### TASK DETAILS
Which lines contain the word "RGLD"? Return each of them as written.

### RECORD EXCERPTS
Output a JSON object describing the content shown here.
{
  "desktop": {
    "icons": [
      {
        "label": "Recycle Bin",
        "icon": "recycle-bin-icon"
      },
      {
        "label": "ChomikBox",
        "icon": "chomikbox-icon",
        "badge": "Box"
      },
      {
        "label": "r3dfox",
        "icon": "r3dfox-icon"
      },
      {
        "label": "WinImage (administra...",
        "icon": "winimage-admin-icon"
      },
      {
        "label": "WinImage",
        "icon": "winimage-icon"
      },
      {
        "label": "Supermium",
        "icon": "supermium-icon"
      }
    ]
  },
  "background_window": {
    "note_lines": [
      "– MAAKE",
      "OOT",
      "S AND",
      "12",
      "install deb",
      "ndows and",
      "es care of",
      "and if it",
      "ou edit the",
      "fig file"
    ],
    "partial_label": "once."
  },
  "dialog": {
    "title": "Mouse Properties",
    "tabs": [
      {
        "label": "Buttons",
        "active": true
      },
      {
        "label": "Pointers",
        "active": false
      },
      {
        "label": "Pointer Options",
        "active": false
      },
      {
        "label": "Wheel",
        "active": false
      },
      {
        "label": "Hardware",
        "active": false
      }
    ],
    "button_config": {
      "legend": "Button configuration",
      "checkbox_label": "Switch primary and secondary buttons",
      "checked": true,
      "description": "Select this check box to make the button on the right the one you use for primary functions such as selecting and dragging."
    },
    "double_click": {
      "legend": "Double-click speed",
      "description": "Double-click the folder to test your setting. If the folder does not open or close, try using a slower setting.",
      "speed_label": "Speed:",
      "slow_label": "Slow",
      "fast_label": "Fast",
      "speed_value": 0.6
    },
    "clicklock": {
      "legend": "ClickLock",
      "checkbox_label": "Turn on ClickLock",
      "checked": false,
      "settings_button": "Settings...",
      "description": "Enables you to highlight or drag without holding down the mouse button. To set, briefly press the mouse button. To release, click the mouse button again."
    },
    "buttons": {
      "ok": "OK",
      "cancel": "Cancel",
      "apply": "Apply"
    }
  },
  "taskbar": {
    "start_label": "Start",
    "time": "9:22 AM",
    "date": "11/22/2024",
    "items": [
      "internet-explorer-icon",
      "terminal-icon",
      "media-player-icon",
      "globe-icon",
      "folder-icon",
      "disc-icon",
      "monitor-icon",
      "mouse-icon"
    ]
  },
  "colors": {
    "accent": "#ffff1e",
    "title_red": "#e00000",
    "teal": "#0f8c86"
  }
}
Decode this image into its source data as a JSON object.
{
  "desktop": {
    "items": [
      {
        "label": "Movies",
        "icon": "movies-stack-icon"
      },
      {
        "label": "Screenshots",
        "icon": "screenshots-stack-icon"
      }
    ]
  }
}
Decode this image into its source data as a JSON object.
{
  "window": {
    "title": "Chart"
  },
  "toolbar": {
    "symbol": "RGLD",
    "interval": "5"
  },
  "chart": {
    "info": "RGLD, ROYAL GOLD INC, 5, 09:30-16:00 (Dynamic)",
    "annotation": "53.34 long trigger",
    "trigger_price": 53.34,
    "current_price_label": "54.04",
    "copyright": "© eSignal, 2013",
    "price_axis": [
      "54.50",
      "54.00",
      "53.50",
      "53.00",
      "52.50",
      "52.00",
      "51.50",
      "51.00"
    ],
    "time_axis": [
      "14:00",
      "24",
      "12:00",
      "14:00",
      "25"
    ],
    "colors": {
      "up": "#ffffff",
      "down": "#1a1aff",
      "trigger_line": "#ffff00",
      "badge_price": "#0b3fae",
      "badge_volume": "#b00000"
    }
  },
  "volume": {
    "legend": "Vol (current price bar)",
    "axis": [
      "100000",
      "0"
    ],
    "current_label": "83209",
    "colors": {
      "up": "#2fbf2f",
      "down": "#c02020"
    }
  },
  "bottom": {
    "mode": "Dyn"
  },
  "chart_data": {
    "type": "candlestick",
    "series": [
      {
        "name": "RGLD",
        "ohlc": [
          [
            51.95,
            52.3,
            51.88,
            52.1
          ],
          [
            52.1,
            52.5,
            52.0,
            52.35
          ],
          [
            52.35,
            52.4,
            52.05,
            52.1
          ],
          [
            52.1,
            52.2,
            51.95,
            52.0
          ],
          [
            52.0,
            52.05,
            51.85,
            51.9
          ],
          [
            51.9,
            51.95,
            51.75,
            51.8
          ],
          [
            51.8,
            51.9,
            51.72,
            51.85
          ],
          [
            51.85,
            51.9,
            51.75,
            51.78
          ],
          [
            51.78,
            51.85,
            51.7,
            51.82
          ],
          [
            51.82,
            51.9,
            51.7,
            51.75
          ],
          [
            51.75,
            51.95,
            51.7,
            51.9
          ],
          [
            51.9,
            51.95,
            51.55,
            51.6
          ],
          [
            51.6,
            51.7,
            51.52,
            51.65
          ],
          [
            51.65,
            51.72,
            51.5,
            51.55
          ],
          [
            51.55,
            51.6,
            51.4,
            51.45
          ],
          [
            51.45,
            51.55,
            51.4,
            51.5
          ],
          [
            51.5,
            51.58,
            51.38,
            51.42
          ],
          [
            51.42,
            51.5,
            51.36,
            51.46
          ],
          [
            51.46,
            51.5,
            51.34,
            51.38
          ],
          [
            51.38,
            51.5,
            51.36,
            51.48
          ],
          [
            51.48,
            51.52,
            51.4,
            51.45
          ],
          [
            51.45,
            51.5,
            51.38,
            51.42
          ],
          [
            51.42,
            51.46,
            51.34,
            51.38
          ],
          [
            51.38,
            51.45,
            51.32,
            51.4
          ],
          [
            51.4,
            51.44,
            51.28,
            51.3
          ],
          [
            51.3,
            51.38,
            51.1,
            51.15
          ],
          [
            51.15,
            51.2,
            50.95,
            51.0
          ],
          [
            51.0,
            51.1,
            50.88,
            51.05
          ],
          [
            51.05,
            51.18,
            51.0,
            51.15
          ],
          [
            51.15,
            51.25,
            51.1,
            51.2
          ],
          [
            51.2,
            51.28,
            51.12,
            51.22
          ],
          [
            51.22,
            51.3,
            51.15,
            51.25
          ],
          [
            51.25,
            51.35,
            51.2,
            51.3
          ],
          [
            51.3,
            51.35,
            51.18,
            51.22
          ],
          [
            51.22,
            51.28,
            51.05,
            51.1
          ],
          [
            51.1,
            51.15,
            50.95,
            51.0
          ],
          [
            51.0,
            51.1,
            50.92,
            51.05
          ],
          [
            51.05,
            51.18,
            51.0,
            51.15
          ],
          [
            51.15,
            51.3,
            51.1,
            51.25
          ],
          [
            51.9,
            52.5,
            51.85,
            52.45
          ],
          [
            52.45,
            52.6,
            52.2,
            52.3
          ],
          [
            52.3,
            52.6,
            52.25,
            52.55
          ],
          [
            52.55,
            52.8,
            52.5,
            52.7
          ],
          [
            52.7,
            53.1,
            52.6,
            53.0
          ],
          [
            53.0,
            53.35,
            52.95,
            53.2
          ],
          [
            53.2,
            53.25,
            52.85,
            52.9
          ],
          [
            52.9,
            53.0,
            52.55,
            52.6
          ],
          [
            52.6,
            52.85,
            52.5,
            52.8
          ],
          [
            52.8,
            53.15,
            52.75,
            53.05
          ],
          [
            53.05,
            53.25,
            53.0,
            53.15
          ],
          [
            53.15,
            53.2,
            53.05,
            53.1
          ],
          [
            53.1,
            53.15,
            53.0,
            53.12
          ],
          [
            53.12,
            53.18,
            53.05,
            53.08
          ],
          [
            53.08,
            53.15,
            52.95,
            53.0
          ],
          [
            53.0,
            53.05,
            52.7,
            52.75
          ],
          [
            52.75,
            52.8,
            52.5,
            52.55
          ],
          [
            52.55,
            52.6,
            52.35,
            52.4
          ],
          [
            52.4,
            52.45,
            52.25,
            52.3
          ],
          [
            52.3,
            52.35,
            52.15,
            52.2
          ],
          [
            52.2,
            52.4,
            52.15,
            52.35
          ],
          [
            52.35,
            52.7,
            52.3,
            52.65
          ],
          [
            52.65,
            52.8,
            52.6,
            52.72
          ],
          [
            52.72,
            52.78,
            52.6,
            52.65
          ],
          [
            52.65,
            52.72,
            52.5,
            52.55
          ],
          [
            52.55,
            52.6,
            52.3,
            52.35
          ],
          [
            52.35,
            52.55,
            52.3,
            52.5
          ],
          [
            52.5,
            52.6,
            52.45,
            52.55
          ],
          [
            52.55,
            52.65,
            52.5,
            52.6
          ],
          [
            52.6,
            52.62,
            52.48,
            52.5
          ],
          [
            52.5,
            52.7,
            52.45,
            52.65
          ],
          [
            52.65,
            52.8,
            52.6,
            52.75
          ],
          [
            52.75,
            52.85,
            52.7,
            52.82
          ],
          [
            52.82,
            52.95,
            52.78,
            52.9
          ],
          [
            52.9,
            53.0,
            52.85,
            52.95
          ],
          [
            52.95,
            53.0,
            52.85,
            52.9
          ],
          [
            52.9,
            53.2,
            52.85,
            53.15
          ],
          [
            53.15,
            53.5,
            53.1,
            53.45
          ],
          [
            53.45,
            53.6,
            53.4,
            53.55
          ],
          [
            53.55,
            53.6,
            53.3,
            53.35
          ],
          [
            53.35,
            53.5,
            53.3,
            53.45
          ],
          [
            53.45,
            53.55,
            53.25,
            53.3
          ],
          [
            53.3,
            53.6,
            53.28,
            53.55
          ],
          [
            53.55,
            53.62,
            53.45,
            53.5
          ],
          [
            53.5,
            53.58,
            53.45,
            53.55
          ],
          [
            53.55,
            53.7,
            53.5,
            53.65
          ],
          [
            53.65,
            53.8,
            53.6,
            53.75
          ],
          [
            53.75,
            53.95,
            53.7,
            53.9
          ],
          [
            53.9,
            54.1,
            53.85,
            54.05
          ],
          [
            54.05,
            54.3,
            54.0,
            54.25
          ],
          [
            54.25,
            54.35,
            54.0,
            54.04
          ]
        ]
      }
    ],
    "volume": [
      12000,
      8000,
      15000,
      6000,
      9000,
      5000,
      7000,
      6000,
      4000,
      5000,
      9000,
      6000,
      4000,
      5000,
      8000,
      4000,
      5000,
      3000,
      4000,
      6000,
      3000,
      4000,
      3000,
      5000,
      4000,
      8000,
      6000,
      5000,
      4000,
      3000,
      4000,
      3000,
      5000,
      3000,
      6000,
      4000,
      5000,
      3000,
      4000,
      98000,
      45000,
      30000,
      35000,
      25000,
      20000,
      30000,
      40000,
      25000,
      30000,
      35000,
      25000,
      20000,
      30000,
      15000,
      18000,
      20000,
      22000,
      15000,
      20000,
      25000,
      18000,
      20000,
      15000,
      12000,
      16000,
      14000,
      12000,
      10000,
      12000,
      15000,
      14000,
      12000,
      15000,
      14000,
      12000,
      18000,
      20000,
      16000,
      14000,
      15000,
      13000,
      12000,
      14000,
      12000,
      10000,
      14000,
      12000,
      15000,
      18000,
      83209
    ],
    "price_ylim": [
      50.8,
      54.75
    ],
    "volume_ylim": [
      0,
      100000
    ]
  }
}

### TASK SOLUTION
    "symbol": "RGLD",
    "info": "RGLD, ROYAL GOLD INC, 5, 09:30-16:00 (Dynamic)",
        "name": "RGLD",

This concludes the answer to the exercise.